§ Qué hay que hacer:
(1) Repite tal cual el tramo del texto sobre los estorninos que va desde "Las plagas de estorninos en las ciudades se" hasta "zonas no pobladas.".
(2) Responde con lo que dice el texto sobre los estorninos:
(a) ¿Qué tres problemas causa la plaga en las ciudades, según la frase que va debajo del título?
(b) ¿Qué ciudad tiene esta plaga "desde hace unos años"?
(c) ¿Hacia dónde quieren mover las administraciones los dormideros comunales?
(3) Retoma el texto sobre los estorninos en el punto donde se corta y escribe cómo sigue.

§ Texto de partida:
☆ ☆ ☆ ☆

Cómo combatir las plagas de estorninos en las ciudades: causas, riesgos sanitarios y soluciones eficaces

GUÍA PARA COMBATIRLOS

La proliferación de la plaga de estorninos en las ciudades genera graves problemas de insalubridad, ruidos nocturnos y daños en el mobiliario urbano

Una banda de estorninos, posada sobre cables del tendido elétrico.
Una banda de estorninos, posada sobre cables del tendido elétrico.

Las plagas de estorninos en las ciudades se han convertido en un desafío ambiental y sanitario recurrente para municipios de todo el mundo como Milán, París, Logroño o, desde hace unos años, también en Ourense. La concentración masiva de estas aves en el entorno urbano genera serias molestias vecinales asociadas al estrés acústico y a la acumulación de excrementos, obligando a las administraciones a contratar servicios especializados en el control de plagas de aves para desplazar sus dormideros comunales hacia zonas no pobladas.

☆ ☆ ☆ ☆

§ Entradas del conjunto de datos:
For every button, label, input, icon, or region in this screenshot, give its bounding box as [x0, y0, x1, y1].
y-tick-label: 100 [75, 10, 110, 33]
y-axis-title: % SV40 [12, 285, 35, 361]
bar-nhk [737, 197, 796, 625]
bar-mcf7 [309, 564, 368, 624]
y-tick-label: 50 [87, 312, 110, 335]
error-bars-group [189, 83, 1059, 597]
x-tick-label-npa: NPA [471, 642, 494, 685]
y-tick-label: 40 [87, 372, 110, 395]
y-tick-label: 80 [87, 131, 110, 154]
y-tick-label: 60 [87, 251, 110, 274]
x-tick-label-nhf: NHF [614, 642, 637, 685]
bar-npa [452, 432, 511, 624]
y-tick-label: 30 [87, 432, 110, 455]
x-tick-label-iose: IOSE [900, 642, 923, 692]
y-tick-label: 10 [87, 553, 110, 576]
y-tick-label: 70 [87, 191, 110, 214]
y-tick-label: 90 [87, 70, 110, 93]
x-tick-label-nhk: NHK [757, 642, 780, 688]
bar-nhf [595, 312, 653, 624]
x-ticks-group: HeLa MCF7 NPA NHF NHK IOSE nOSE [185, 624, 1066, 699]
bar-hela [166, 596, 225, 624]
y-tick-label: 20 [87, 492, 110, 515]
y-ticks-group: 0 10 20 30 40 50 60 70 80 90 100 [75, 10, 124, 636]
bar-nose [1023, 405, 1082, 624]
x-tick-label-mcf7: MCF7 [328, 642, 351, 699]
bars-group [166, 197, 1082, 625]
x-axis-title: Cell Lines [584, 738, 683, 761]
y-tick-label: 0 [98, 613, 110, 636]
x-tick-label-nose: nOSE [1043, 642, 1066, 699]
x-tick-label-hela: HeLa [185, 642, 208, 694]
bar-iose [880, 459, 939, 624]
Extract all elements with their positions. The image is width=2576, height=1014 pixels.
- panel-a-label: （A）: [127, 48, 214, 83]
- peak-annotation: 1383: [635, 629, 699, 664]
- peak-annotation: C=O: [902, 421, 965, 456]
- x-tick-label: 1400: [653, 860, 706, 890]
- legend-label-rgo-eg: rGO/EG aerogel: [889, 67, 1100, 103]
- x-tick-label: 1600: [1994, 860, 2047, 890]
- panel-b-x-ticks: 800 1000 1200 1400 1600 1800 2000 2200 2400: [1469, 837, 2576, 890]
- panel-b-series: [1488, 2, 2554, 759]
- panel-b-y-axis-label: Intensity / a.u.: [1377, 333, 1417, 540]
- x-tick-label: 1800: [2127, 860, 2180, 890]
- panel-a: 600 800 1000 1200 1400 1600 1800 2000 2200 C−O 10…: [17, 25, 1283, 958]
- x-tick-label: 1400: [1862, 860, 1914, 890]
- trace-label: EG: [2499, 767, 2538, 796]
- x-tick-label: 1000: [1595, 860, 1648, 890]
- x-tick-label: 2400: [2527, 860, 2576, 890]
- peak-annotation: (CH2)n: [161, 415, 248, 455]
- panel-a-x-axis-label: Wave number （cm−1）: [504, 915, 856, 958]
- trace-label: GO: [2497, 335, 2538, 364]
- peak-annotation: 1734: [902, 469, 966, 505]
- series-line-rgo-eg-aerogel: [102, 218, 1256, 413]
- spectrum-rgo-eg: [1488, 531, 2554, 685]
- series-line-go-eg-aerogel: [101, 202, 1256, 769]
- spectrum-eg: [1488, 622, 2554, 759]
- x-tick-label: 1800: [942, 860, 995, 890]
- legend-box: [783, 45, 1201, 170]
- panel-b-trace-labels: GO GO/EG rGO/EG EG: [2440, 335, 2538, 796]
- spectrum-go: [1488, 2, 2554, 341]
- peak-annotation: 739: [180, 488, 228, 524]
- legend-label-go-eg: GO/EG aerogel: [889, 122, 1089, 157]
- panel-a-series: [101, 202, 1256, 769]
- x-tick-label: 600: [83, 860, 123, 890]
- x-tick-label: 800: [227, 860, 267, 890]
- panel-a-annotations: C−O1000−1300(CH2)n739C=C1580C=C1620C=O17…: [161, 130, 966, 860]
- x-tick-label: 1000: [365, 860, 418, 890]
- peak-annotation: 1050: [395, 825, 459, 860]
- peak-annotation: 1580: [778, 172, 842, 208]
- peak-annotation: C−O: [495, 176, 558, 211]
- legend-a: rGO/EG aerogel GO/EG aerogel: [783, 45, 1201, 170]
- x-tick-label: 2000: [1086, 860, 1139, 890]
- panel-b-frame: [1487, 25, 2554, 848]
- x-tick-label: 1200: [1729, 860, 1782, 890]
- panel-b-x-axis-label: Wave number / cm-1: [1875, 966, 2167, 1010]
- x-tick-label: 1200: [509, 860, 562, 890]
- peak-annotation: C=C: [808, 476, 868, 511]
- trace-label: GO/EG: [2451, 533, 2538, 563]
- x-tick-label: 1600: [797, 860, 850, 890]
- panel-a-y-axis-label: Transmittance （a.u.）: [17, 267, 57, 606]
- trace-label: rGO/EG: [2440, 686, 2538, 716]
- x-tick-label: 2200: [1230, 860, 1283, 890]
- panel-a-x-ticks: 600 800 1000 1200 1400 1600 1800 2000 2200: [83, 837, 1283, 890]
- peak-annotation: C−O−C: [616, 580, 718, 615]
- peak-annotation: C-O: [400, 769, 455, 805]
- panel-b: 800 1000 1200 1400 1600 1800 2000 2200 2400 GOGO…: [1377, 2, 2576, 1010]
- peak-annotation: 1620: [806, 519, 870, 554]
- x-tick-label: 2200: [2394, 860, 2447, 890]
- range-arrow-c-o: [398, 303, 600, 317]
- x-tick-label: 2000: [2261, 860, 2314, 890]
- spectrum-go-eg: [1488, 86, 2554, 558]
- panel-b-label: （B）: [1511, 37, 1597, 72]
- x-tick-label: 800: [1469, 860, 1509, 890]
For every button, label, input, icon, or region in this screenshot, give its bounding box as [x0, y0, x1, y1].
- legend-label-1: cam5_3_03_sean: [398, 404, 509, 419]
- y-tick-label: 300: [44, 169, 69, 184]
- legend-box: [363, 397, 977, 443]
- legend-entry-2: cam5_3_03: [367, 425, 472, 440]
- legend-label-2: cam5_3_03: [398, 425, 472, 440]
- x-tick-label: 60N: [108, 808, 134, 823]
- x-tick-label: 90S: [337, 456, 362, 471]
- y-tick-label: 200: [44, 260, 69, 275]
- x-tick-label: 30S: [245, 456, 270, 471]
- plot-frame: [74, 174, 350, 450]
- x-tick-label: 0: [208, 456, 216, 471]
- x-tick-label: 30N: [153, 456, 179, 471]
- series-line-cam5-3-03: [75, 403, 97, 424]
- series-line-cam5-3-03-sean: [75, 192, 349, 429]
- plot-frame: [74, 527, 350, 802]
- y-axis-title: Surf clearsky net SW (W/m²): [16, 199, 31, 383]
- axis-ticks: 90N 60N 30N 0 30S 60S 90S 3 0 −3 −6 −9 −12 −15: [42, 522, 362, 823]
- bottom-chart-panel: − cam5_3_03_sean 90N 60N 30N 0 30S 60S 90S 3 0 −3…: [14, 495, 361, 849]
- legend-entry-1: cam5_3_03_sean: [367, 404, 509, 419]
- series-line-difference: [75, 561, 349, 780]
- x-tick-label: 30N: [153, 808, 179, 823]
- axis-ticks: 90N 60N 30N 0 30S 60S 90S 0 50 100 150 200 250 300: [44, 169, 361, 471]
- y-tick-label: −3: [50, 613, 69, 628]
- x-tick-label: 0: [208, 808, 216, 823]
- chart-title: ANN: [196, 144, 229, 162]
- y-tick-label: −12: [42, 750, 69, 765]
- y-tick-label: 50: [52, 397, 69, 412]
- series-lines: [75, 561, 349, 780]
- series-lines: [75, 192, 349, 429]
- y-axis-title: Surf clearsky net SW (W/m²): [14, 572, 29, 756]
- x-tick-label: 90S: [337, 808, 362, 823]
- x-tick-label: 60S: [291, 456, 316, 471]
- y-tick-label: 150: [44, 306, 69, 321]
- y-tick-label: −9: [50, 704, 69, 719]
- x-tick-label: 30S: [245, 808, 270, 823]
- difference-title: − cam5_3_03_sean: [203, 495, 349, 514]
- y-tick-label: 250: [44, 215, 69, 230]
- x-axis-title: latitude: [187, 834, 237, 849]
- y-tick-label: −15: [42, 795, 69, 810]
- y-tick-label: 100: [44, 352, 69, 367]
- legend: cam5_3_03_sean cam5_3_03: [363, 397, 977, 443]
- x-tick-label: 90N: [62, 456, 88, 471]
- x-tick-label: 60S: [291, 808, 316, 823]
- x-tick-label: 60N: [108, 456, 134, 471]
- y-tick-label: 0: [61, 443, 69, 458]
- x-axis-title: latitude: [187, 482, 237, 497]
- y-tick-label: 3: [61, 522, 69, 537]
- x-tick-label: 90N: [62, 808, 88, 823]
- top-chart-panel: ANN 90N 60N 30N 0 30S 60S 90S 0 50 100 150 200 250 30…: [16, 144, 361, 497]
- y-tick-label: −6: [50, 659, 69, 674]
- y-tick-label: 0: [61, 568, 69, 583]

☆ ☆ ☆ ☆

§ Respuestas del ejercicio:
(1)
Las plagas de estorninos en las ciudades se han convertido en un desafío ambiental y sanitario recurrente para municipios de todo el mundo como Milán, París, Logroño o, desde hace unos años, también en Ourense. La concentración masiva de estas aves en el entorno urbano genera serias molestias vecinales asociadas al estrés acústico y a la acumulación de excrementos, obligando a las administraciones a contratar servicios especializados en el control de plagas de aves para desplazar sus dormideros comunales hacia zonas no pobladas.

(2)
(a) Graves problemas de insalubridad, ruidos nocturnos y daños en el mobiliario urbano.
(b) Ourense.
(c) Hacia zonas no pobladas.

(3)
Un omnívoro gregario en plena expansión

En España coexisten dos especies principales: el estornino negro (Sturnus unicolor) y el estornino pinto (Sturnus vulgaris). Su elevada capacidad reproductora, su dieta omnívora y su notable adaptabilidad al medio han facilitado la rápida colonización de la península Ibérica.

El hábito de formar grandes grupos en el centro de los municipios es un fenómeno relativamente reciente. Los estorninos aprovechan que en las ciudades la temperatura es más elevada y la presencia de depredadores naturales es prácticamente nula, convirtiendo parques y edificios en el hábitat ideal para pasar el invierno y reproducirse.

Problemas de insalubridad y daños materiales

El parque de San Lázaro desprende fuertes olores a excremento de estornino y muchas de las plantas que rodean los jardines muestran sus hojas cubiertas. FOTO: ÓSCAR PINAL
El parque de San Lázaro desprende fuertes olores a excremento de estornino y muchas de las plantas que rodean los jardines muestran sus hojas cubiertas. FOTO: ÓSCAR PINAL

La presencia de estas aves dentro del casco urbano conlleva importantes perjuicios económicos y de salud pública:

  • Corrosión de materiales: La elevada acidez de las deposiciones provoca la abrasión y el deterioro de vehículos, fachadas de edificios, plantas y mobiliario urbano.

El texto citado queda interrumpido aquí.